**Information given:**
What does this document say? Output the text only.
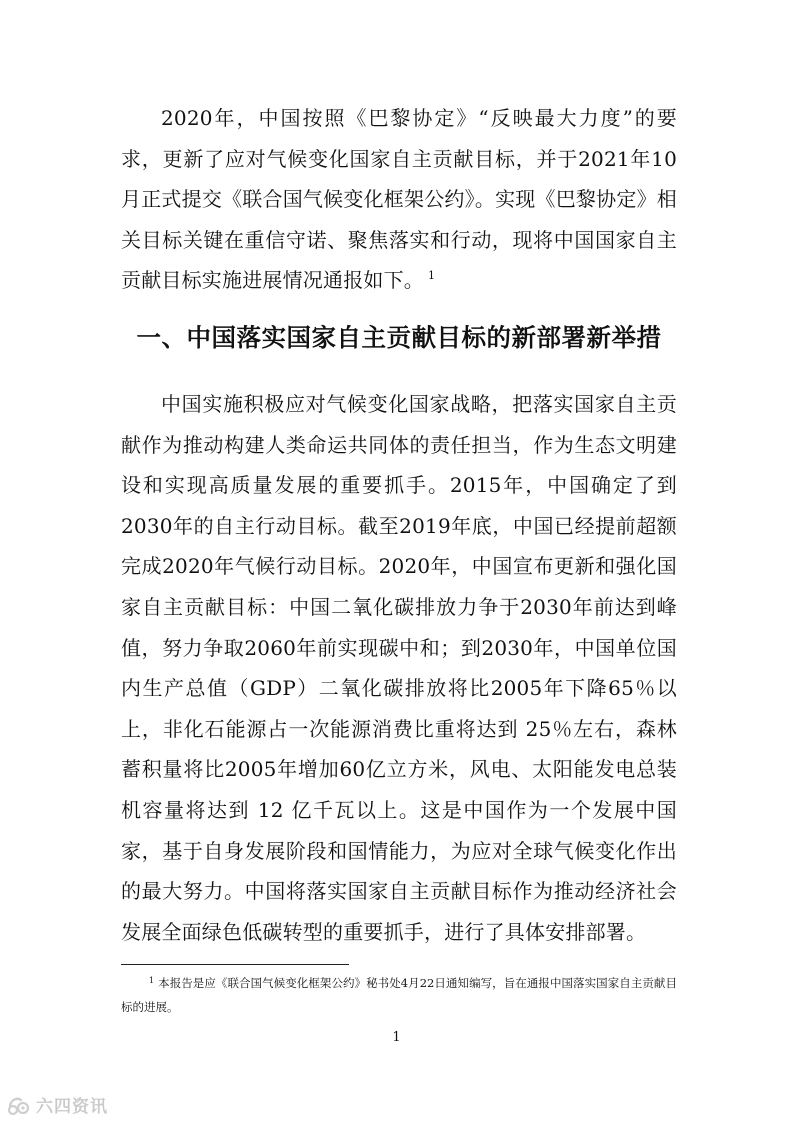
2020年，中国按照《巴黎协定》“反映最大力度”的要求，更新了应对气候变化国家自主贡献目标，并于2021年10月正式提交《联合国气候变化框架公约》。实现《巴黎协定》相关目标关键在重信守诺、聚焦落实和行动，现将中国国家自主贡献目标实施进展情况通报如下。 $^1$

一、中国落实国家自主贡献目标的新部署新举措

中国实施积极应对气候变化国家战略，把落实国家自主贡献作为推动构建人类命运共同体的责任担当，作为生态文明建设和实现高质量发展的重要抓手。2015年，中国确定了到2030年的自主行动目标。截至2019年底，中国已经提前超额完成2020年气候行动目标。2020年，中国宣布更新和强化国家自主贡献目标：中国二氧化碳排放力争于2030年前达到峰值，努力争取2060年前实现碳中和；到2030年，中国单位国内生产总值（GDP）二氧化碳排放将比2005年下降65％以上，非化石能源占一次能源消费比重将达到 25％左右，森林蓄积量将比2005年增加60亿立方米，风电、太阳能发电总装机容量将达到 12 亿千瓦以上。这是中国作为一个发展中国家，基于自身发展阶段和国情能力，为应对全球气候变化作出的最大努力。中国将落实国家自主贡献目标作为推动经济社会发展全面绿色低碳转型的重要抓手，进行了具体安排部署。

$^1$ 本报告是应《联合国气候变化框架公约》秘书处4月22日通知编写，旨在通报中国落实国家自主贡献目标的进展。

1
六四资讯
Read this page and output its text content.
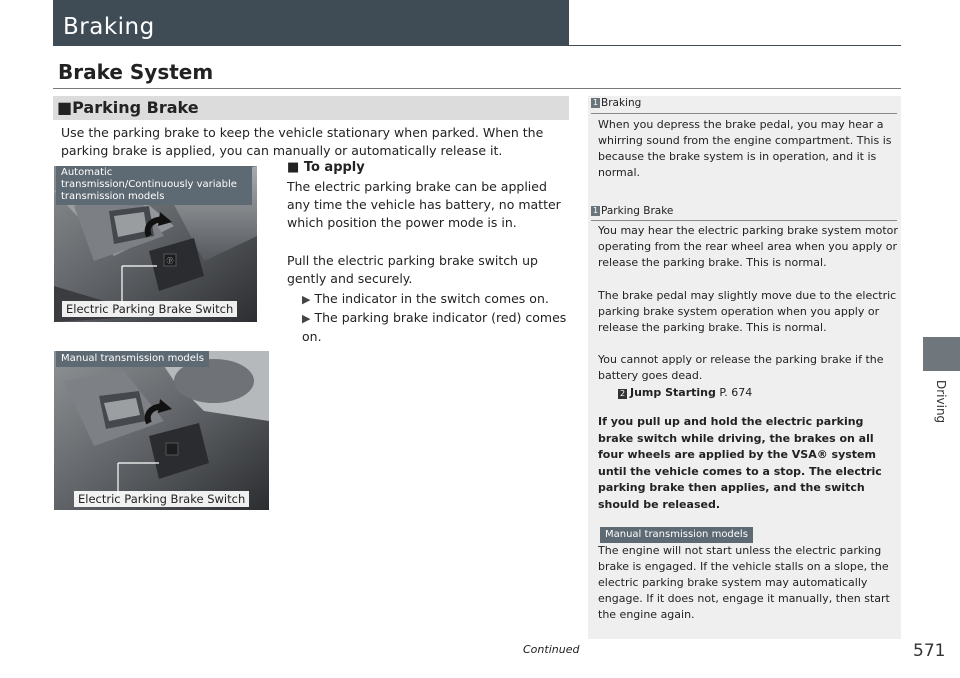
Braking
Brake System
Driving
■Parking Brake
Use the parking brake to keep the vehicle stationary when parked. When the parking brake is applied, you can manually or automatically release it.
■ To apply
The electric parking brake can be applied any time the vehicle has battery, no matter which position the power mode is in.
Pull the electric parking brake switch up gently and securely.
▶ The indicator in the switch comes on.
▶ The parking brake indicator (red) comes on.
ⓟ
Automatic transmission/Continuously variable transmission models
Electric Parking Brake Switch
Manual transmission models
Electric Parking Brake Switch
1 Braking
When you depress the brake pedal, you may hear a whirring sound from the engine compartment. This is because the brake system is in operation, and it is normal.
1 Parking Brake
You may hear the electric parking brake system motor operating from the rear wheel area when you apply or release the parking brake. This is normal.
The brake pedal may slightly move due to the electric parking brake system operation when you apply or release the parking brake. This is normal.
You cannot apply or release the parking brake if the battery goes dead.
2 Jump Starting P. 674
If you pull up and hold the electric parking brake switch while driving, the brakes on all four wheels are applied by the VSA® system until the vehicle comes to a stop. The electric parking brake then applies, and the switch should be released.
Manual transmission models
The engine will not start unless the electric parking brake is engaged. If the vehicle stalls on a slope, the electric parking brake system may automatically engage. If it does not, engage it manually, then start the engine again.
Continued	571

**Given task:**
Transcribe all of the records above character for character. Exclude the pictures.

**Finished exercise:**
What does this document say? Output the text only.
2020年，中国按照《巴黎协定》“反映最大力度”的要求，更新了应对气候变化国家自主贡献目标，并于2021年10月正式提交《联合国气候变化框架公约》。实现《巴黎协定》相关目标关键在重信守诺、聚焦落实和行动，现将中国国家自主贡献目标实施进展情况通报如下。 $^1$

一、中国落实国家自主贡献目标的新部署新举措

中国实施积极应对气候变化国家战略，把落实国家自主贡献作为推动构建人类命运共同体的责任担当，作为生态文明建设和实现高质量发展的重要抓手。2015年，中国确定了到2030年的自主行动目标。截至2019年底，中国已经提前超额完成2020年气候行动目标。2020年，中国宣布更新和强化国家自主贡献目标：中国二氧化碳排放力争于2030年前达到峰值，努力争取2060年前实现碳中和；到2030年，中国单位国内生产总值（GDP）二氧化碳排放将比2005年下降65％以上，非化石能源占一次能源消费比重将达到 25％左右，森林蓄积量将比2005年增加60亿立方米，风电、太阳能发电总装机容量将达到 12 亿千瓦以上。这是中国作为一个发展中国家，基于自身发展阶段和国情能力，为应对全球气候变化作出的最大努力。中国将落实国家自主贡献目标作为推动经济社会发展全面绿色低碳转型的重要抓手，进行了具体安排部署。

$^1$ 本报告是应《联合国气候变化框架公约》秘书处4月22日通知编写，旨在通报中国落实国家自主贡献目标的进展。

1
六四资讯
Read this page and output its text content.
Braking
Brake System
Driving
■Parking Brake
Use the parking brake to keep the vehicle stationary when parked. When the parking brake is applied, you can manually or automatically release it.
■ To apply
The electric parking brake can be applied any time the vehicle has battery, no matter which position the power mode is in.
Pull the electric parking brake switch up gently and securely.
▶ The indicator in the switch comes on.
▶ The parking brake indicator (red) comes on.
ⓟ
Automatic transmission/Continuously variable transmission models
Electric Parking Brake Switch
Manual transmission models
Electric Parking Brake Switch
1 Braking
When you depress the brake pedal, you may hear a whirring sound from the engine compartment. This is because the brake system is in operation, and it is normal.
1 Parking Brake
You may hear the electric parking brake system motor operating from the rear wheel area when you apply or release the parking brake. This is normal.
The brake pedal may slightly move due to the electric parking brake system operation when you apply or release the parking brake. This is normal.
You cannot apply or release the parking brake if the battery goes dead.
2 Jump Starting P. 674
If you pull up and hold the electric parking brake switch while driving, the brakes on all four wheels are applied by the VSA® system until the vehicle comes to a stop. The electric parking brake then applies, and the switch should be released.
Manual transmission models
The engine will not start unless the electric parking brake is engaged. If the vehicle stalls on a slope, the electric parking brake system may automatically engage. If it does not, engage it manually, then start the engine again.
Continued	571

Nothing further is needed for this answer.